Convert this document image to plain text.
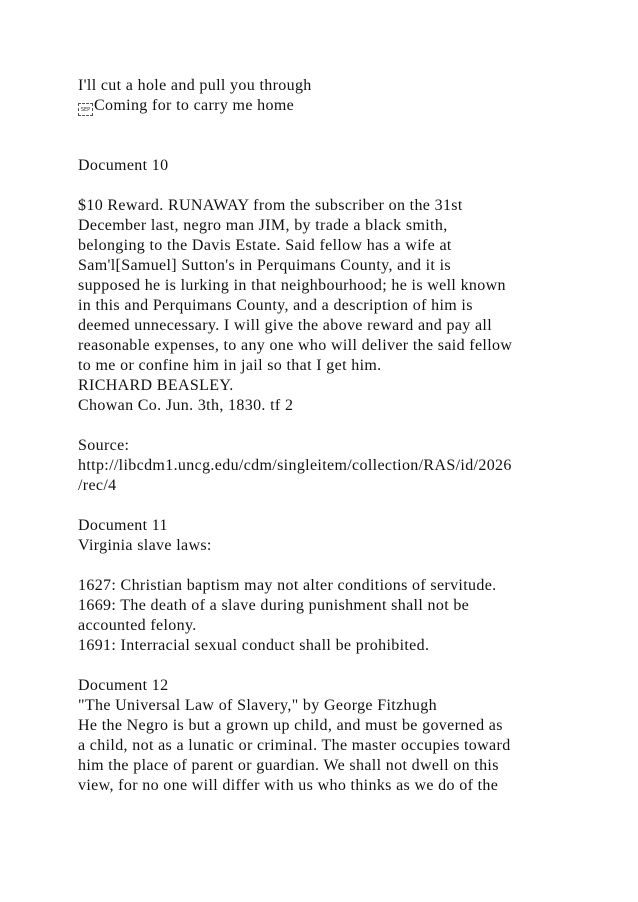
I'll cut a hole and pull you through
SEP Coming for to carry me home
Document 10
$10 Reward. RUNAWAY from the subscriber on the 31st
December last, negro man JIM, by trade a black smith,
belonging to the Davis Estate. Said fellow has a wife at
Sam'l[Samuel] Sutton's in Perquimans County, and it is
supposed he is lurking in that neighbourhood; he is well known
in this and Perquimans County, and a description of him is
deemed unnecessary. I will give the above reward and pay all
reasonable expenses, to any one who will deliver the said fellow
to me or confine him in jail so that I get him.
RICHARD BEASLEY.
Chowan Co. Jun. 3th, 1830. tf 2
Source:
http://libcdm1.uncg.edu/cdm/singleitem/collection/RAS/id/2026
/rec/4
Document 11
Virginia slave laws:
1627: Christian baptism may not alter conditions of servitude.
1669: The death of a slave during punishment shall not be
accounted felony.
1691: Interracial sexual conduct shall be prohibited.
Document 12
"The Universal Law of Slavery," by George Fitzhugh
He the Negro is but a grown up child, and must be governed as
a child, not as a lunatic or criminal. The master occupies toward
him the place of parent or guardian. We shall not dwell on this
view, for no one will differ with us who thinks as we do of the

* _EXERCISE_:
Read the entries and pick out all lines that include the word "County".

* _ANSWER FOR THE TASK_:
Sam'l[Samuel] Sutton's in Perquimans County, and it is
in this and Perquimans County, and a description of him is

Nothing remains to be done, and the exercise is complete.